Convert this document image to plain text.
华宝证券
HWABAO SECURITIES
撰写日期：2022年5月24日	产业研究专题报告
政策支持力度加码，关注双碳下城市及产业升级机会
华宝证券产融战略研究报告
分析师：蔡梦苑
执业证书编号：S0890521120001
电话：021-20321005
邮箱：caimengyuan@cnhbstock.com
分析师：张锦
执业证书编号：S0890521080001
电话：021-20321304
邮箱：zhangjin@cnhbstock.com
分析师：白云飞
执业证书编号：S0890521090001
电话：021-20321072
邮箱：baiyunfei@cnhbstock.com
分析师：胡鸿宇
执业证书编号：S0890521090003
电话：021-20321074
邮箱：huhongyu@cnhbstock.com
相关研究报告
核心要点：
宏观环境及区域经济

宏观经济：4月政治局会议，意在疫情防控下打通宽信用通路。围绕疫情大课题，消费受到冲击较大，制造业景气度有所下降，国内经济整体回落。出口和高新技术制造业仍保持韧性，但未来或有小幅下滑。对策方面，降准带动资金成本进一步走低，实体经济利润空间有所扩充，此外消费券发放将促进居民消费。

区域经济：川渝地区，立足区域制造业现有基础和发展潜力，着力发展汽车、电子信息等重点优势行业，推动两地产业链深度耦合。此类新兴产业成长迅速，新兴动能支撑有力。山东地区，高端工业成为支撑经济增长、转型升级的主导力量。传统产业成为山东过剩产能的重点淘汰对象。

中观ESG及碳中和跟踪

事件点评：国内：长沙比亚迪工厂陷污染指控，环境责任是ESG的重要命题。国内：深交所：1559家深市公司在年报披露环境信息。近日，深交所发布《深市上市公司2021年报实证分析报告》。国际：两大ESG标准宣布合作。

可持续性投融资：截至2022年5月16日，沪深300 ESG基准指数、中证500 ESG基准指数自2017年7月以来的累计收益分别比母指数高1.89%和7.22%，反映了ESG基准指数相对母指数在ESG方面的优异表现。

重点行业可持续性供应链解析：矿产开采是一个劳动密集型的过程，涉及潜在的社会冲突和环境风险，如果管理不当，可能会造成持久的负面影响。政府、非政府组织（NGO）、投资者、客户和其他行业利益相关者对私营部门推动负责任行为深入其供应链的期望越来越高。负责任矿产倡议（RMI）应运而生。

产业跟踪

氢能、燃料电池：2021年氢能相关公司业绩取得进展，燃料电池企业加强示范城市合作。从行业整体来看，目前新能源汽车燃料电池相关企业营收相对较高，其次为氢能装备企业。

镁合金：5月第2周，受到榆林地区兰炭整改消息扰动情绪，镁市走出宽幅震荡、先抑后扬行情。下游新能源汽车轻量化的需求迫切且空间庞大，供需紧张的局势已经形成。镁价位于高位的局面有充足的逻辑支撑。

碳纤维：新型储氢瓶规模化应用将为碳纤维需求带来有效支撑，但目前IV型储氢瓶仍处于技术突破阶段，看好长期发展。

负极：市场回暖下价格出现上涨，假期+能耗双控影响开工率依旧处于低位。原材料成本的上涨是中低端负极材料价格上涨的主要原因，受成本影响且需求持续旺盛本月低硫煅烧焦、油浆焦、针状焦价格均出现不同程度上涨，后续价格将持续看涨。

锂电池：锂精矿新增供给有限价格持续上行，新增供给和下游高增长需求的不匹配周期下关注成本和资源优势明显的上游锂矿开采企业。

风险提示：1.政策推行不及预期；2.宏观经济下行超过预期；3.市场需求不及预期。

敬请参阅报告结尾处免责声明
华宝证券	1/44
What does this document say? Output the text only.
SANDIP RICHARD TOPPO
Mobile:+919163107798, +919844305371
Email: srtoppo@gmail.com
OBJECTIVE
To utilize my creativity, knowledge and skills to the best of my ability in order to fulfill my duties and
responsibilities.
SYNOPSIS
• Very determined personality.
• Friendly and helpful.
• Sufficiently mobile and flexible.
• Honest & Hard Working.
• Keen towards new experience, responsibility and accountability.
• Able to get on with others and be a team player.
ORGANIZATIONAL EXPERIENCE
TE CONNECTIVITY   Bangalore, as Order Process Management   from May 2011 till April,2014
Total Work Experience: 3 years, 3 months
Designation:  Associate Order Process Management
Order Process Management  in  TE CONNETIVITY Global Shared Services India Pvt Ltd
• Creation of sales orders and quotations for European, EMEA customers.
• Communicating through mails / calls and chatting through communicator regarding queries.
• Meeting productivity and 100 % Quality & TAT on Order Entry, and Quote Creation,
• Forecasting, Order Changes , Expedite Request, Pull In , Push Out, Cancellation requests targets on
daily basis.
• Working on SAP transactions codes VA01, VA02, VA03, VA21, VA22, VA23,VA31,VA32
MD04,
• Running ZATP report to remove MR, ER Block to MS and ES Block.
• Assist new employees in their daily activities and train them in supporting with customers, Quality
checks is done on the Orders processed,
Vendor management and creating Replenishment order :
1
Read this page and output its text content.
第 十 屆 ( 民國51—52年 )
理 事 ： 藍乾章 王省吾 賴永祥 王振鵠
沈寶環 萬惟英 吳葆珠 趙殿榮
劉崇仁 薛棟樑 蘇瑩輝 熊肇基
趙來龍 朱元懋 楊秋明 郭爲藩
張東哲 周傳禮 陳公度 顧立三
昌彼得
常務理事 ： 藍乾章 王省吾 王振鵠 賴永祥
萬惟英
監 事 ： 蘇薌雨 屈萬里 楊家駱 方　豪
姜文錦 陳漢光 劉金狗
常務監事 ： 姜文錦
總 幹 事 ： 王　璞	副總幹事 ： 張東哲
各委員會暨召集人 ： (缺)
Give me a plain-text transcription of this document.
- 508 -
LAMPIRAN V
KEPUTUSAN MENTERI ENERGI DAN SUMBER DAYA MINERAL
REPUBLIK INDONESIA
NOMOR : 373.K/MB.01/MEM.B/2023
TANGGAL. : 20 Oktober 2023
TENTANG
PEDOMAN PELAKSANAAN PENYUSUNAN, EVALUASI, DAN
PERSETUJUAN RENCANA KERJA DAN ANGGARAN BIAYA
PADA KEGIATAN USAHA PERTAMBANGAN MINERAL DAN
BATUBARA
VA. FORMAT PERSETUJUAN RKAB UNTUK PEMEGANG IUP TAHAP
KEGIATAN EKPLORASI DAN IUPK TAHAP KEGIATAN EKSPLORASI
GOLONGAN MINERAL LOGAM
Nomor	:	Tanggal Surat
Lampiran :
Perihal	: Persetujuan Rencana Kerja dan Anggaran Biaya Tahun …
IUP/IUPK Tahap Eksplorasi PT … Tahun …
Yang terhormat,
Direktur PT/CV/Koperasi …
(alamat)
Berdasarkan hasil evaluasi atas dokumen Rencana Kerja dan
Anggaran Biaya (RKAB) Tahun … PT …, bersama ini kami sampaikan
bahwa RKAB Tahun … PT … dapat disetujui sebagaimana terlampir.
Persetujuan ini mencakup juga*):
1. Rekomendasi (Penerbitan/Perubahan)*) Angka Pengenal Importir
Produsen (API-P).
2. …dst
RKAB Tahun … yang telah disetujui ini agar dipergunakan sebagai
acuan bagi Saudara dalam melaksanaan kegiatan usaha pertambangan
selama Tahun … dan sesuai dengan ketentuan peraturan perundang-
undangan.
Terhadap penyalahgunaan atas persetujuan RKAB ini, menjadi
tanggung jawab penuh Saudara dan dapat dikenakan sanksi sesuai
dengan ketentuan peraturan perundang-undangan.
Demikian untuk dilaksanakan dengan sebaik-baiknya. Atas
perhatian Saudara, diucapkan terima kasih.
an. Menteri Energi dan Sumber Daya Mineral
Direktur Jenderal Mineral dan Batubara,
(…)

• **Description of the task**:
Copy out the material above in its entirety. Every detail must match.

• **Task output**:
Convert this document image to plain text.
华宝证券
HWABAO SECURITIES
撰写日期：2022年5月24日	产业研究专题报告
政策支持力度加码，关注双碳下城市及产业升级机会
华宝证券产融战略研究报告
分析师：蔡梦苑
执业证书编号：S0890521120001
电话：021-20321005
邮箱：caimengyuan@cnhbstock.com
分析师：张锦
执业证书编号：S0890521080001
电话：021-20321304
邮箱：zhangjin@cnhbstock.com
分析师：白云飞
执业证书编号：S0890521090001
电话：021-20321072
邮箱：baiyunfei@cnhbstock.com
分析师：胡鸿宇
执业证书编号：S0890521090003
电话：021-20321074
邮箱：huhongyu@cnhbstock.com
相关研究报告
核心要点：
宏观环境及区域经济

宏观经济：4月政治局会议，意在疫情防控下打通宽信用通路。围绕疫情大课题，消费受到冲击较大，制造业景气度有所下降，国内经济整体回落。出口和高新技术制造业仍保持韧性，但未来或有小幅下滑。对策方面，降准带动资金成本进一步走低，实体经济利润空间有所扩充，此外消费券发放将促进居民消费。

区域经济：川渝地区，立足区域制造业现有基础和发展潜力，着力发展汽车、电子信息等重点优势行业，推动两地产业链深度耦合。此类新兴产业成长迅速，新兴动能支撑有力。山东地区，高端工业成为支撑经济增长、转型升级的主导力量。传统产业成为山东过剩产能的重点淘汰对象。

中观ESG及碳中和跟踪

事件点评：国内：长沙比亚迪工厂陷污染指控，环境责任是ESG的重要命题。国内：深交所：1559家深市公司在年报披露环境信息。近日，深交所发布《深市上市公司2021年报实证分析报告》。国际：两大ESG标准宣布合作。

可持续性投融资：截至2022年5月16日，沪深300 ESG基准指数、中证500 ESG基准指数自2017年7月以来的累计收益分别比母指数高1.89%和7.22%，反映了ESG基准指数相对母指数在ESG方面的优异表现。

重点行业可持续性供应链解析：矿产开采是一个劳动密集型的过程，涉及潜在的社会冲突和环境风险，如果管理不当，可能会造成持久的负面影响。政府、非政府组织（NGO）、投资者、客户和其他行业利益相关者对私营部门推动负责任行为深入其供应链的期望越来越高。负责任矿产倡议（RMI）应运而生。

产业跟踪

氢能、燃料电池：2021年氢能相关公司业绩取得进展，燃料电池企业加强示范城市合作。从行业整体来看，目前新能源汽车燃料电池相关企业营收相对较高，其次为氢能装备企业。

镁合金：5月第2周，受到榆林地区兰炭整改消息扰动情绪，镁市走出宽幅震荡、先抑后扬行情。下游新能源汽车轻量化的需求迫切且空间庞大，供需紧张的局势已经形成。镁价位于高位的局面有充足的逻辑支撑。

碳纤维：新型储氢瓶规模化应用将为碳纤维需求带来有效支撑，但目前IV型储氢瓶仍处于技术突破阶段，看好长期发展。

负极：市场回暖下价格出现上涨，假期+能耗双控影响开工率依旧处于低位。原材料成本的上涨是中低端负极材料价格上涨的主要原因，受成本影响且需求持续旺盛本月低硫煅烧焦、油浆焦、针状焦价格均出现不同程度上涨，后续价格将持续看涨。

锂电池：锂精矿新增供给有限价格持续上行，新增供给和下游高增长需求的不匹配周期下关注成本和资源优势明显的上游锂矿开采企业。

风险提示：1.政策推行不及预期；2.宏观经济下行超过预期；3.市场需求不及预期。

敬请参阅报告结尾处免责声明
华宝证券	1/44
What does this document say? Output the text only.
SANDIP RICHARD TOPPO
Mobile:+919163107798, +919844305371
Email: srtoppo@gmail.com
OBJECTIVE
To utilize my creativity, knowledge and skills to the best of my ability in order to fulfill my duties and
responsibilities.
SYNOPSIS
• Very determined personality.
• Friendly and helpful.
• Sufficiently mobile and flexible.
• Honest & Hard Working.
• Keen towards new experience, responsibility and accountability.
• Able to get on with others and be a team player.
ORGANIZATIONAL EXPERIENCE
TE CONNECTIVITY   Bangalore, as Order Process Management   from May 2011 till April,2014
Total Work Experience: 3 years, 3 months
Designation:  Associate Order Process Management
Order Process Management  in  TE CONNETIVITY Global Shared Services India Pvt Ltd
• Creation of sales orders and quotations for European, EMEA customers.
• Communicating through mails / calls and chatting through communicator regarding queries.
• Meeting productivity and 100 % Quality & TAT on Order Entry, and Quote Creation,
• Forecasting, Order Changes , Expedite Request, Pull In , Push Out, Cancellation requests targets on
daily basis.
• Working on SAP transactions codes VA01, VA02, VA03, VA21, VA22, VA23,VA31,VA32
MD04,
• Running ZATP report to remove MR, ER Block to MS and ES Block.
• Assist new employees in their daily activities and train them in supporting with customers, Quality
checks is done on the Orders processed,
Vendor management and creating Replenishment order :
1
Read this page and output its text content.
第 十 屆 ( 民國51—52年 )
理 事 ： 藍乾章 王省吾 賴永祥 王振鵠
沈寶環 萬惟英 吳葆珠 趙殿榮
劉崇仁 薛棟樑 蘇瑩輝 熊肇基
趙來龍 朱元懋 楊秋明 郭爲藩
張東哲 周傳禮 陳公度 顧立三
昌彼得
常務理事 ： 藍乾章 王省吾 王振鵠 賴永祥
萬惟英
監 事 ： 蘇薌雨 屈萬里 楊家駱 方　豪
姜文錦 陳漢光 劉金狗
常務監事 ： 姜文錦
總 幹 事 ： 王　璞	副總幹事 ： 張東哲
各委員會暨召集人 ： (缺)
Give me a plain-text transcription of this document.
- 508 -
LAMPIRAN V
KEPUTUSAN MENTERI ENERGI DAN SUMBER DAYA MINERAL
REPUBLIK INDONESIA
NOMOR : 373.K/MB.01/MEM.B/2023
TANGGAL. : 20 Oktober 2023
TENTANG
PEDOMAN PELAKSANAAN PENYUSUNAN, EVALUASI, DAN
PERSETUJUAN RENCANA KERJA DAN ANGGARAN BIAYA
PADA KEGIATAN USAHA PERTAMBANGAN MINERAL DAN
BATUBARA
VA. FORMAT PERSETUJUAN RKAB UNTUK PEMEGANG IUP TAHAP
KEGIATAN EKPLORASI DAN IUPK TAHAP KEGIATAN EKSPLORASI
GOLONGAN MINERAL LOGAM
Nomor	:	Tanggal Surat
Lampiran :
Perihal	: Persetujuan Rencana Kerja dan Anggaran Biaya Tahun …
IUP/IUPK Tahap Eksplorasi PT … Tahun …
Yang terhormat,
Direktur PT/CV/Koperasi …
(alamat)
Berdasarkan hasil evaluasi atas dokumen Rencana Kerja dan
Anggaran Biaya (RKAB) Tahun … PT …, bersama ini kami sampaikan
bahwa RKAB Tahun … PT … dapat disetujui sebagaimana terlampir.
Persetujuan ini mencakup juga*):
1. Rekomendasi (Penerbitan/Perubahan)*) Angka Pengenal Importir
Produsen (API-P).
2. …dst
RKAB Tahun … yang telah disetujui ini agar dipergunakan sebagai
acuan bagi Saudara dalam melaksanaan kegiatan usaha pertambangan
selama Tahun … dan sesuai dengan ketentuan peraturan perundang-
undangan.
Terhadap penyalahgunaan atas persetujuan RKAB ini, menjadi
tanggung jawab penuh Saudara dan dapat dikenakan sanksi sesuai
dengan ketentuan peraturan perundang-undangan.
Demikian untuk dilaksanakan dengan sebaik-baiknya. Atas
perhatian Saudara, diucapkan terima kasih.
an. Menteri Energi dan Sumber Daya Mineral
Direktur Jenderal Mineral dan Batubara,
(…)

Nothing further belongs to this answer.